Collect every line below that contains the word "sentiment".

## Records to process
====

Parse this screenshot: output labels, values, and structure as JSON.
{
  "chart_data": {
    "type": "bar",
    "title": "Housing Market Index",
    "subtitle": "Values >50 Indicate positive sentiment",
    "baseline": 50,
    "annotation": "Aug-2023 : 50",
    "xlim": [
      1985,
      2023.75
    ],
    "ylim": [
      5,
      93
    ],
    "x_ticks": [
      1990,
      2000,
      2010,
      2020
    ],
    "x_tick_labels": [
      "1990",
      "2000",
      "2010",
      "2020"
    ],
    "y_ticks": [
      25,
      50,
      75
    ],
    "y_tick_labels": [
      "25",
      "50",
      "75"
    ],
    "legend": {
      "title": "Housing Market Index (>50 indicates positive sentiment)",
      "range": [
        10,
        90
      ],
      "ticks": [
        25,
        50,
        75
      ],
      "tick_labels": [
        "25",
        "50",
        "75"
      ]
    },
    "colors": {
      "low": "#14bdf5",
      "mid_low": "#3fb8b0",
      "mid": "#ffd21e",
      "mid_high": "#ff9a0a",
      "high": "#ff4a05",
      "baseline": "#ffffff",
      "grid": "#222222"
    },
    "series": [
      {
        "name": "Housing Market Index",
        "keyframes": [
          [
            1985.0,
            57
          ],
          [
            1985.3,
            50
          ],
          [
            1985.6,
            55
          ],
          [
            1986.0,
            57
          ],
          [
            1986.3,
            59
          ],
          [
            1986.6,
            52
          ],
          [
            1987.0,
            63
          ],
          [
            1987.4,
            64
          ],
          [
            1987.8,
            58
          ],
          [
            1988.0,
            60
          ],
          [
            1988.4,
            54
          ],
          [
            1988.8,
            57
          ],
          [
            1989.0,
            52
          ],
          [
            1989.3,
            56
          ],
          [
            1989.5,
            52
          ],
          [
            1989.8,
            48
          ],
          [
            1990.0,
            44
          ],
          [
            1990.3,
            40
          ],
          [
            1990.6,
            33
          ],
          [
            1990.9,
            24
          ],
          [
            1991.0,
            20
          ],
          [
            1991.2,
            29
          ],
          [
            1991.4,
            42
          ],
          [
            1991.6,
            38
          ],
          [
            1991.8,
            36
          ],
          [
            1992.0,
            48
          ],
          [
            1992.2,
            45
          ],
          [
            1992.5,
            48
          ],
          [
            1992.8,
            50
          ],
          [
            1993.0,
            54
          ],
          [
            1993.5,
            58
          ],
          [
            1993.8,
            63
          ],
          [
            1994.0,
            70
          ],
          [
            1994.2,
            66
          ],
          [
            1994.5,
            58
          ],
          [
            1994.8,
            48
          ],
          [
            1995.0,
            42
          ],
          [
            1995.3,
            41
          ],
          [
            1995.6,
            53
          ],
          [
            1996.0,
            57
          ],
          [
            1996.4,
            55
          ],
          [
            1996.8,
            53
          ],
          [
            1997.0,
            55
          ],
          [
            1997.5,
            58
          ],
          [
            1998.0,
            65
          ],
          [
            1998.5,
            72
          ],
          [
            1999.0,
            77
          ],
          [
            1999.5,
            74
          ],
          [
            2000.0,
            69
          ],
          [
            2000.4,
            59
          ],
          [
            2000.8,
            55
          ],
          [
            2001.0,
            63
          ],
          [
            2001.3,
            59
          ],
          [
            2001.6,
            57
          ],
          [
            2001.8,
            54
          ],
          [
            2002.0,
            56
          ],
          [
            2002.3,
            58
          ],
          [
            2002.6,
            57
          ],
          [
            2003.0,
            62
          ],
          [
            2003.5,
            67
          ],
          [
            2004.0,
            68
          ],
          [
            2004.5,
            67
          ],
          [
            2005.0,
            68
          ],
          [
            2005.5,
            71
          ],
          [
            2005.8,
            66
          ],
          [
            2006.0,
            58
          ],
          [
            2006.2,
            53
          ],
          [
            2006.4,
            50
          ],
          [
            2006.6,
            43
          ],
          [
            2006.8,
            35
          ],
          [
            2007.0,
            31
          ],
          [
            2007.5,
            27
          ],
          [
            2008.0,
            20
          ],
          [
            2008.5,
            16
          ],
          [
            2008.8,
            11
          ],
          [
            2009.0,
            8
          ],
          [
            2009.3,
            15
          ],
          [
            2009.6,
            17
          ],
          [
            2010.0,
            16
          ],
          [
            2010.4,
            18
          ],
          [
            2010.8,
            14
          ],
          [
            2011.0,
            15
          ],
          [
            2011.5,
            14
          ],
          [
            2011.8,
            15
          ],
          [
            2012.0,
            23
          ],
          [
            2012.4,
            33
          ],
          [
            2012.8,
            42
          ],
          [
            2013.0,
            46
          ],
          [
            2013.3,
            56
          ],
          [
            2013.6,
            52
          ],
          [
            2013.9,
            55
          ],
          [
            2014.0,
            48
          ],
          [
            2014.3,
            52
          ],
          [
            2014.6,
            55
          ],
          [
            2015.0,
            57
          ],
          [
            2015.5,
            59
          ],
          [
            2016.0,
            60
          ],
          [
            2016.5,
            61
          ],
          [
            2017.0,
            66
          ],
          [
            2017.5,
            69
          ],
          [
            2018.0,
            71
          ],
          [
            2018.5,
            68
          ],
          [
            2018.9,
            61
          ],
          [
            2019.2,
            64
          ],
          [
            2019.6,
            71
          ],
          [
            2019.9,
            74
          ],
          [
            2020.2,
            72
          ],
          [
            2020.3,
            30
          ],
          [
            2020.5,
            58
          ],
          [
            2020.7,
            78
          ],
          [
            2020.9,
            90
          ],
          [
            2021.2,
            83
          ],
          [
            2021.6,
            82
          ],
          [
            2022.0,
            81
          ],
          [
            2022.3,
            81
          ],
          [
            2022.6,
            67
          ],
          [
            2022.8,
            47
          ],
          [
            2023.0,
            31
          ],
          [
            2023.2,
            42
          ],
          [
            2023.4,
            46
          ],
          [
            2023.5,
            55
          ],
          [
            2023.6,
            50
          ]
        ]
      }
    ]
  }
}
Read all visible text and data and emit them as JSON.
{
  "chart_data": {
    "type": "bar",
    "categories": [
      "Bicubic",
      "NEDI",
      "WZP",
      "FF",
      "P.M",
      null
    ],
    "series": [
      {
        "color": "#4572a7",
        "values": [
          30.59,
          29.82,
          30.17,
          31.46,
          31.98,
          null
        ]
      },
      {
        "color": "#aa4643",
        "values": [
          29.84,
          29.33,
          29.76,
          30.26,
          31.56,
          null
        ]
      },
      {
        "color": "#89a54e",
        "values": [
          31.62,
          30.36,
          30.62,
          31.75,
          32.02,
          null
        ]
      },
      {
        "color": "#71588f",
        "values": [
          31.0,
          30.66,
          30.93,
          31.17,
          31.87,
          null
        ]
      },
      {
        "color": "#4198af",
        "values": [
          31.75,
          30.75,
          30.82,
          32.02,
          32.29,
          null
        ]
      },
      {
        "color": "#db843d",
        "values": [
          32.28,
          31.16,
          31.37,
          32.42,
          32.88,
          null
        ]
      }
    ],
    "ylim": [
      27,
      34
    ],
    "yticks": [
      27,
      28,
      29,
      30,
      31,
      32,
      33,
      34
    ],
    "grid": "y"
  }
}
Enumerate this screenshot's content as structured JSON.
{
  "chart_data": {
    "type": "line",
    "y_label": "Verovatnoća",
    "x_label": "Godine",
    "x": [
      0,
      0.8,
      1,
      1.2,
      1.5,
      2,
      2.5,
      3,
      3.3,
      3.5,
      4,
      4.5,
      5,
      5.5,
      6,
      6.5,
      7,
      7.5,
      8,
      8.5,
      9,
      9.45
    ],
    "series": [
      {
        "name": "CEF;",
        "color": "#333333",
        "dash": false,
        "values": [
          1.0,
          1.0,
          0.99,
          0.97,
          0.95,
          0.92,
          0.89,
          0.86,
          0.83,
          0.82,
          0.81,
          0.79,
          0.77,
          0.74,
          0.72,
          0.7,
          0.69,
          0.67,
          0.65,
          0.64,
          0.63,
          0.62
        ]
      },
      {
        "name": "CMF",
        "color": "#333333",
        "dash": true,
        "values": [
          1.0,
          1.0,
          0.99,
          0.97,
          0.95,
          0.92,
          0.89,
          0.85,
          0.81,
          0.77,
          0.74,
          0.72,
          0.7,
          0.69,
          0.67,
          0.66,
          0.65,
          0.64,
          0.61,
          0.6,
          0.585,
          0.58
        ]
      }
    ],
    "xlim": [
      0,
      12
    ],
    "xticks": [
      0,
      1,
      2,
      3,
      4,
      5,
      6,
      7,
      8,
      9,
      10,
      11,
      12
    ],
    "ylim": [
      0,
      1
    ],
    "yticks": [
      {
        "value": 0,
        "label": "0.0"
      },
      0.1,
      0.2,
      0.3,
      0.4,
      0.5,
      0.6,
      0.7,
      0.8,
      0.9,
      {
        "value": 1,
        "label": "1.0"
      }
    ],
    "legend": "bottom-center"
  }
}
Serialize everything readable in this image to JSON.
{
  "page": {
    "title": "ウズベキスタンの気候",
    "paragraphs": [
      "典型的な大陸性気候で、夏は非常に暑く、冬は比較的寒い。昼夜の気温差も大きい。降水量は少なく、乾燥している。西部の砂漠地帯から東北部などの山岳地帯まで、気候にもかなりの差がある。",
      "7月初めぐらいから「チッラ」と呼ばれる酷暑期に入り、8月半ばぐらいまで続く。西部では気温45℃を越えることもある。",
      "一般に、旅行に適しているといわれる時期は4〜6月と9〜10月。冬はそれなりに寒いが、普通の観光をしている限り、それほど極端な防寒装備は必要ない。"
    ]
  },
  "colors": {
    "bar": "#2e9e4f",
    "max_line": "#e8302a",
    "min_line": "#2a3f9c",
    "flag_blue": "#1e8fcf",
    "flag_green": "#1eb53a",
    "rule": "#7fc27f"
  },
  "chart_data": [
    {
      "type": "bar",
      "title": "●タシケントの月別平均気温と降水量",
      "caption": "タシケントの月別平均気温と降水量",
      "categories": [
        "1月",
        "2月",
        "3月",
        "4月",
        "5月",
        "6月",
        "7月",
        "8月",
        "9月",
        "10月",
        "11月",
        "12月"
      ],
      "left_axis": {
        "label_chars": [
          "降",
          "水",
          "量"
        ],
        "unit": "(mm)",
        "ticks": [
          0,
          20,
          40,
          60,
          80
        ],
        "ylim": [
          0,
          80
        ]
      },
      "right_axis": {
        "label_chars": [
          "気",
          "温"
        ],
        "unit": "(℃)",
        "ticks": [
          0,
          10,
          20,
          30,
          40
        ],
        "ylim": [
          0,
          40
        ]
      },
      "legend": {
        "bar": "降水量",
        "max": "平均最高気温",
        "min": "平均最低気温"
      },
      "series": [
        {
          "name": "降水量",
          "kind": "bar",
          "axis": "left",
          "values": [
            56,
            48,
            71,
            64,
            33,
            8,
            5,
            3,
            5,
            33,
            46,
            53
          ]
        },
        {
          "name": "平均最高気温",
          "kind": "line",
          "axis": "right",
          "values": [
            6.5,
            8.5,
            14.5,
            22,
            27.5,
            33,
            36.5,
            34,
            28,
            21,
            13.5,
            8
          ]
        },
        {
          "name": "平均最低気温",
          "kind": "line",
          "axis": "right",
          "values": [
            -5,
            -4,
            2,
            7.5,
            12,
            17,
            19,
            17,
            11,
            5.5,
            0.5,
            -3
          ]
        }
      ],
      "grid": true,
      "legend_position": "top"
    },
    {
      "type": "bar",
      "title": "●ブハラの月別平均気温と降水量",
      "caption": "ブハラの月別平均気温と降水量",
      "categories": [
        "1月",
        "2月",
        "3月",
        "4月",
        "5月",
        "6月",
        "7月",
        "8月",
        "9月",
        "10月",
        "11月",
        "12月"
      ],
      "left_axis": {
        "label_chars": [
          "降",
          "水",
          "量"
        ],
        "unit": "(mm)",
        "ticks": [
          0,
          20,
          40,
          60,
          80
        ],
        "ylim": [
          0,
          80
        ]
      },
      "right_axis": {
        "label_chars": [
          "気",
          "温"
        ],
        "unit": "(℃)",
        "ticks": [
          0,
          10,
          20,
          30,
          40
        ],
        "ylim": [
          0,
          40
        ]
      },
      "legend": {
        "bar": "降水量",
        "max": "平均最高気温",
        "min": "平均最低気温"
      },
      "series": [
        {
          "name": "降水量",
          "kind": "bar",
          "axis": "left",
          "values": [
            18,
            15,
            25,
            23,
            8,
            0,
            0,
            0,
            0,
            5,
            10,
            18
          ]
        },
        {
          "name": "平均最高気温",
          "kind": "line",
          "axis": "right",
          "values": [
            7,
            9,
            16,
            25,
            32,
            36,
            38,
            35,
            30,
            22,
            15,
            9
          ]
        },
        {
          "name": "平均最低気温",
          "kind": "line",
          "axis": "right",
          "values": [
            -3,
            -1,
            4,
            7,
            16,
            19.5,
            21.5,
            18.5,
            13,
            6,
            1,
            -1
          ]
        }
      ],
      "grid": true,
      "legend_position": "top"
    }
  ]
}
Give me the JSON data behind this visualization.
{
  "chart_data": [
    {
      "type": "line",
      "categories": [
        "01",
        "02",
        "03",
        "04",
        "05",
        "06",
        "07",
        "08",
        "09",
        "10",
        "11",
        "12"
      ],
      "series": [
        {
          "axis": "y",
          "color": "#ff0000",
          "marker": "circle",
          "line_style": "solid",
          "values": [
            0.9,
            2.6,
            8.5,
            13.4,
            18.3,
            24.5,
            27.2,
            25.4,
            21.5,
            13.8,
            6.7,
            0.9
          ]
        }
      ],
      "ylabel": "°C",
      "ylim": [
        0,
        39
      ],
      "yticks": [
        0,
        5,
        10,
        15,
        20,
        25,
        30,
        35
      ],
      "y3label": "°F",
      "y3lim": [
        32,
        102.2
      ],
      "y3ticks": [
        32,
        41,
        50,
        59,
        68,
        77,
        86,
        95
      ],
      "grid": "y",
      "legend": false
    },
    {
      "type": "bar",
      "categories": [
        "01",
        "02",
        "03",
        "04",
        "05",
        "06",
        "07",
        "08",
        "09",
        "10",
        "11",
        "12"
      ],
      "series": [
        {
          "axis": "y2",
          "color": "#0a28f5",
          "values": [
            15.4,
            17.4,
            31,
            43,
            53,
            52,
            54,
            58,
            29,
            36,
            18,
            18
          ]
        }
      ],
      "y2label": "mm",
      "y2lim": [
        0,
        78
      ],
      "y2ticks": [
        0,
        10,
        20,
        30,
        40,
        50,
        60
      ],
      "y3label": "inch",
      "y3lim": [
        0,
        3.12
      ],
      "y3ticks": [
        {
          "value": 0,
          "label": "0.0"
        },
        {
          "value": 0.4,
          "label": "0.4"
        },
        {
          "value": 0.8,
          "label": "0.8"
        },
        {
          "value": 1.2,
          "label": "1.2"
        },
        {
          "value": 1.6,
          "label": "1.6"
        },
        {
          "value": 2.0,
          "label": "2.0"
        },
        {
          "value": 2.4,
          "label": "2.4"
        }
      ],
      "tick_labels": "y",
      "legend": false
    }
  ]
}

====

## Full answer
    "subtitle": "Values >50 Indicate positive sentiment",
      "title": "Housing Market Index (>50 indicates positive sentiment)",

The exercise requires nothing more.